Reproduce the material in full, unchanged.

## [Record list]
— Start —
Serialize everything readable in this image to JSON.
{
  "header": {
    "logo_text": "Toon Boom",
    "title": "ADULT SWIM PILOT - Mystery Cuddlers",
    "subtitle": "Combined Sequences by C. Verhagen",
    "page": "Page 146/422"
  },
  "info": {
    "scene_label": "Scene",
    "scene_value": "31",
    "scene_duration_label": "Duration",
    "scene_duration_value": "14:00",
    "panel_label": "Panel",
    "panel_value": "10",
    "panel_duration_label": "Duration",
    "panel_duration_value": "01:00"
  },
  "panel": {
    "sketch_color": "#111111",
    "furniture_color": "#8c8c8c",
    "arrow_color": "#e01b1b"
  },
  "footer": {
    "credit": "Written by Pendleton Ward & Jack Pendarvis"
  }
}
— End —
## [Reply to the task]
Serialize everything readable in this image to JSON.
{
  "header": {
    "logo_text": "Toon Boom",
    "title": "ADULT SWIM PILOT - Mystery Cuddlers",
    "subtitle": "Combined Sequences by C. Verhagen",
    "page": "Page 146/422"
  },
  "info": {
    "scene_label": "Scene",
    "scene_value": "31",
    "scene_duration_label": "Duration",
    "scene_duration_value": "14:00",
    "panel_label": "Panel",
    "panel_value": "10",
    "panel_duration_label": "Duration",
    "panel_duration_value": "01:00"
  },
  "panel": {
    "sketch_color": "#111111",
    "furniture_color": "#8c8c8c",
    "arrow_color": "#e01b1b"
  },
  "footer": {
    "credit": "Written by Pendleton Ward & Jack Pendarvis"
  }
}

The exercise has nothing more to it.